STATED EXERCISE: Do not copy the pictures; transcribe all other material exactly.

Records about charts and figures:

::::::::::

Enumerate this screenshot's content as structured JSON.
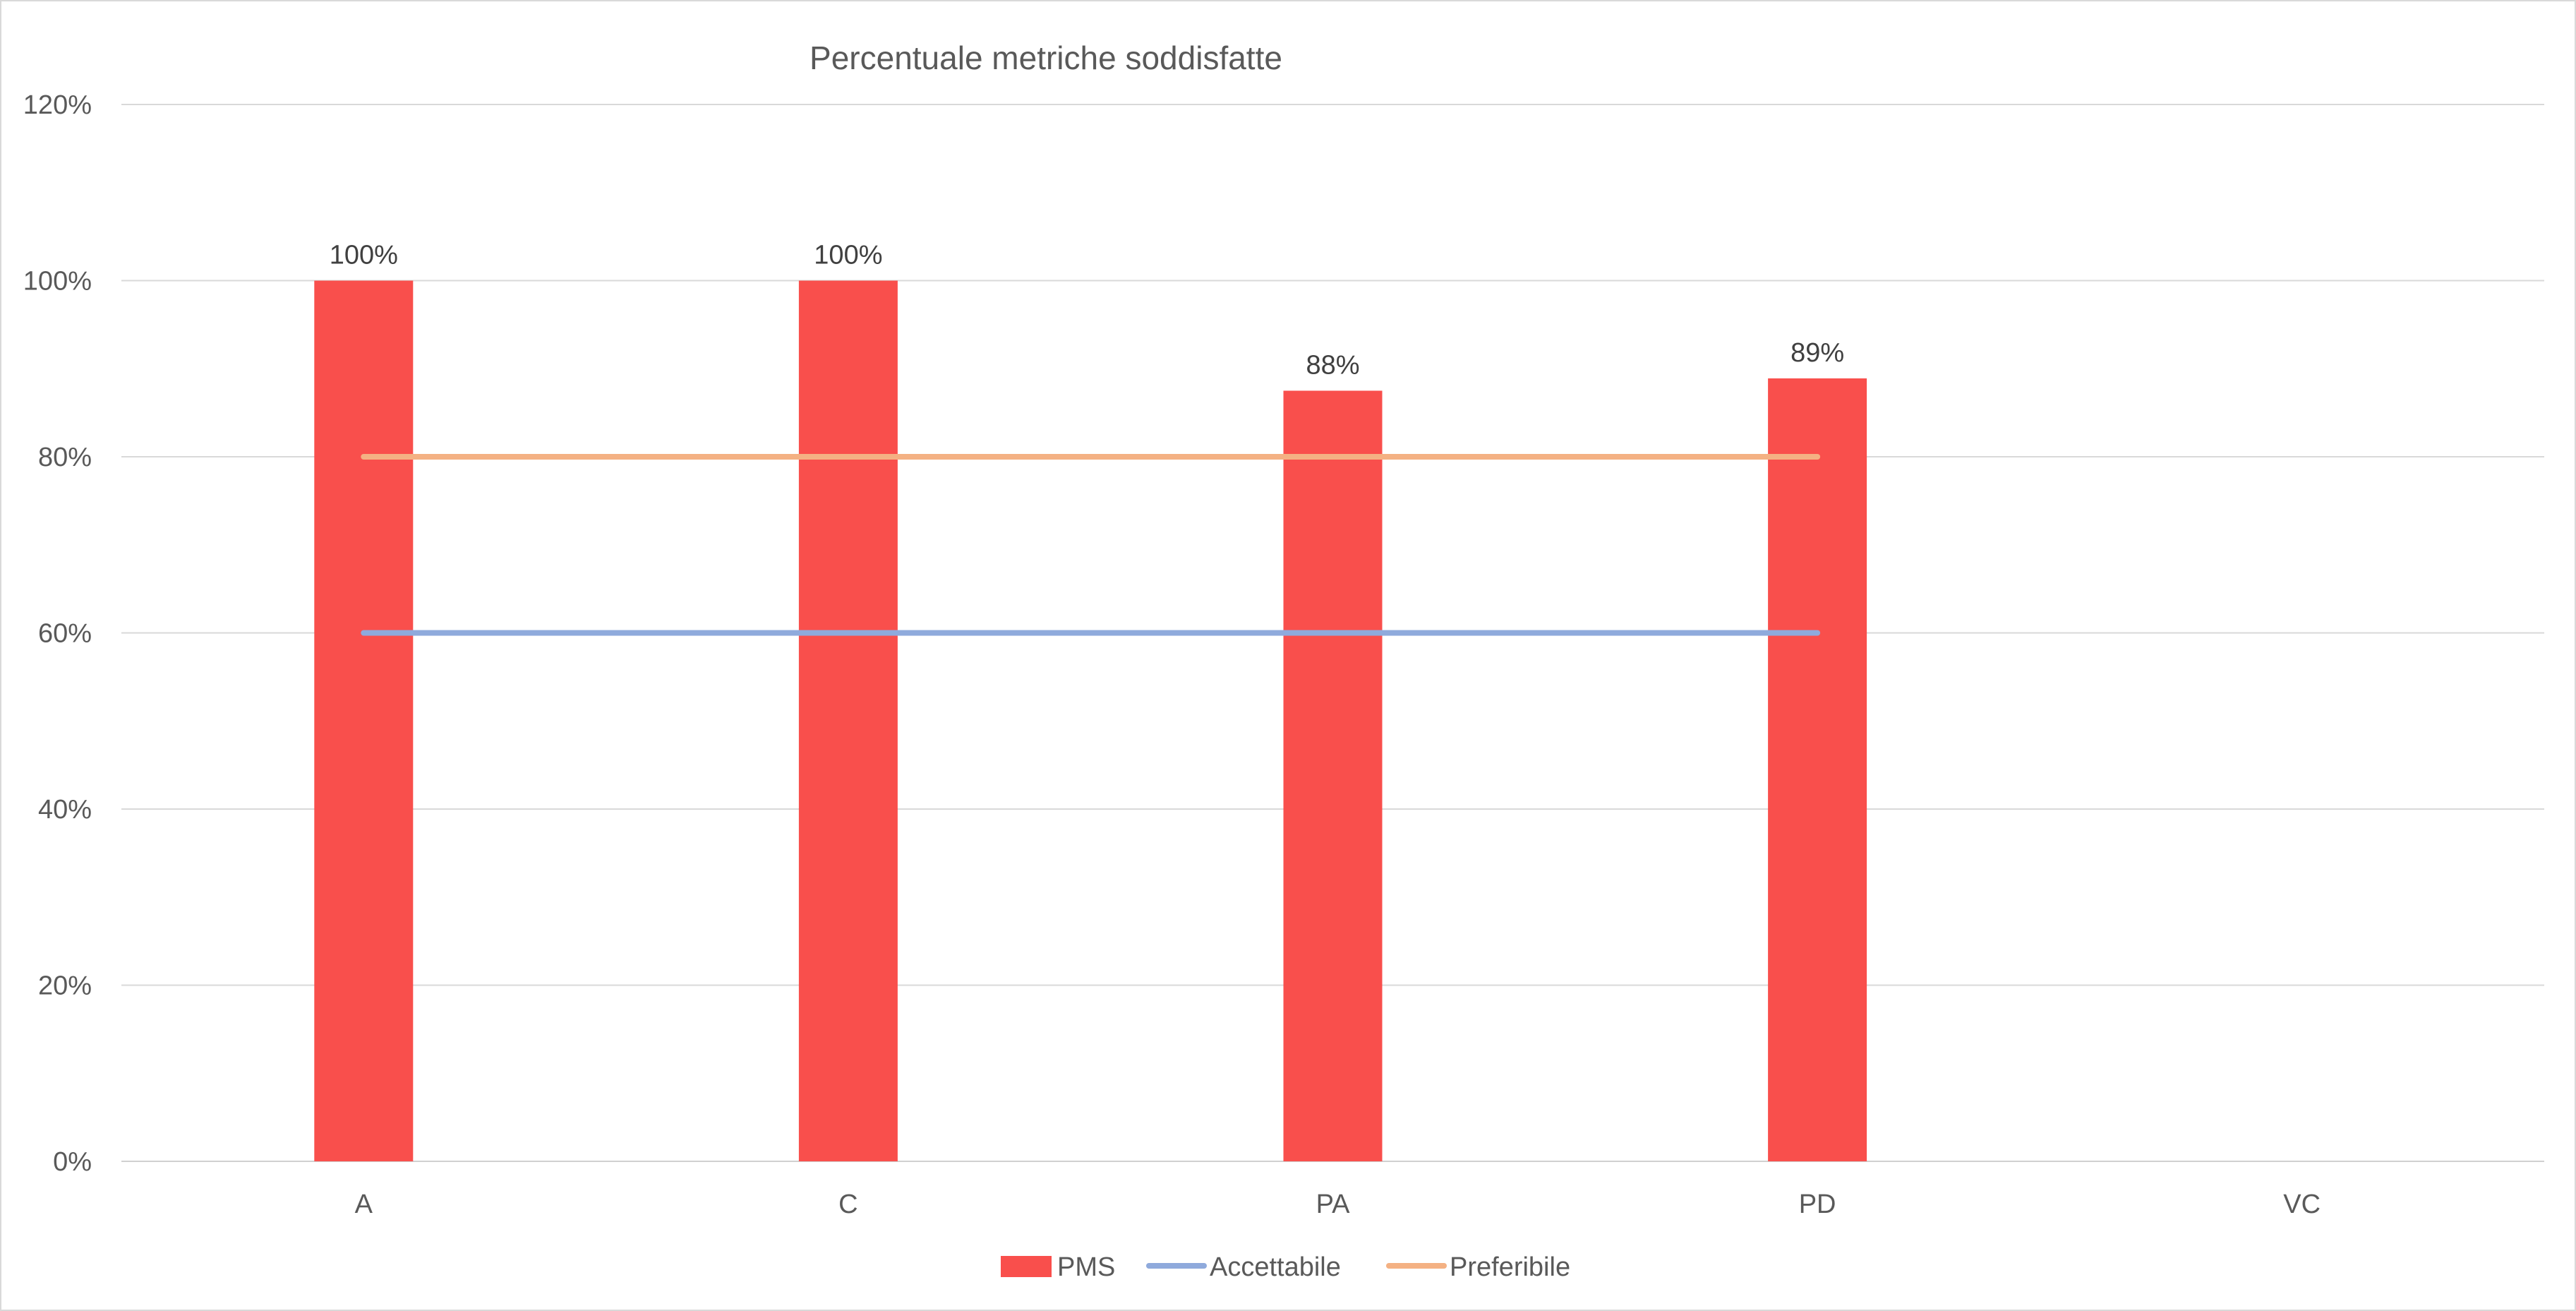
{
  "chart_data": {
    "type": "bar",
    "title": "Percentuale metriche soddisfatte",
    "categories": [
      "A",
      "C",
      "PA",
      "PD",
      "VC"
    ],
    "ylim": [
      0,
      1.2
    ],
    "y_ticks": [
      0,
      0.2,
      0.4,
      0.6,
      0.8,
      1.0,
      1.2
    ],
    "y_tick_labels": [
      "0%",
      "20%",
      "40%",
      "60%",
      "80%",
      "100%",
      "120%"
    ],
    "grid": true,
    "legend_position": "bottom",
    "series": [
      {
        "name": "PMS",
        "kind": "bar",
        "color": "#f94f4c",
        "values": [
          1.0,
          1.0,
          0.875,
          0.889,
          null
        ],
        "data_labels": [
          "100%",
          "100%",
          "88%",
          "89%",
          ""
        ]
      },
      {
        "name": "Accettabile",
        "kind": "line",
        "color": "#8faadc",
        "values": [
          0.6,
          0.6,
          0.6,
          0.6,
          null
        ]
      },
      {
        "name": "Preferibile",
        "kind": "line",
        "color": "#f4b183",
        "values": [
          0.8,
          0.8,
          0.8,
          0.8,
          null
        ]
      }
    ]
  }
}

::::::::::

RESULT:
Enumerate this screenshot's content as structured JSON.
{
  "chart_data": {
    "type": "bar",
    "title": "Percentuale metriche soddisfatte",
    "categories": [
      "A",
      "C",
      "PA",
      "PD",
      "VC"
    ],
    "ylim": [
      0,
      1.2
    ],
    "y_ticks": [
      0,
      0.2,
      0.4,
      0.6,
      0.8,
      1.0,
      1.2
    ],
    "y_tick_labels": [
      "0%",
      "20%",
      "40%",
      "60%",
      "80%",
      "100%",
      "120%"
    ],
    "grid": true,
    "legend_position": "bottom",
    "series": [
      {
        "name": "PMS",
        "kind": "bar",
        "color": "#f94f4c",
        "values": [
          1.0,
          1.0,
          0.875,
          0.889,
          null
        ],
        "data_labels": [
          "100%",
          "100%",
          "88%",
          "89%",
          ""
        ]
      },
      {
        "name": "Accettabile",
        "kind": "line",
        "color": "#8faadc",
        "values": [
          0.6,
          0.6,
          0.6,
          0.6,
          null
        ]
      },
      {
        "name": "Preferibile",
        "kind": "line",
        "color": "#f4b183",
        "values": [
          0.8,
          0.8,
          0.8,
          0.8,
          null
        ]
      }
    ]
  }
}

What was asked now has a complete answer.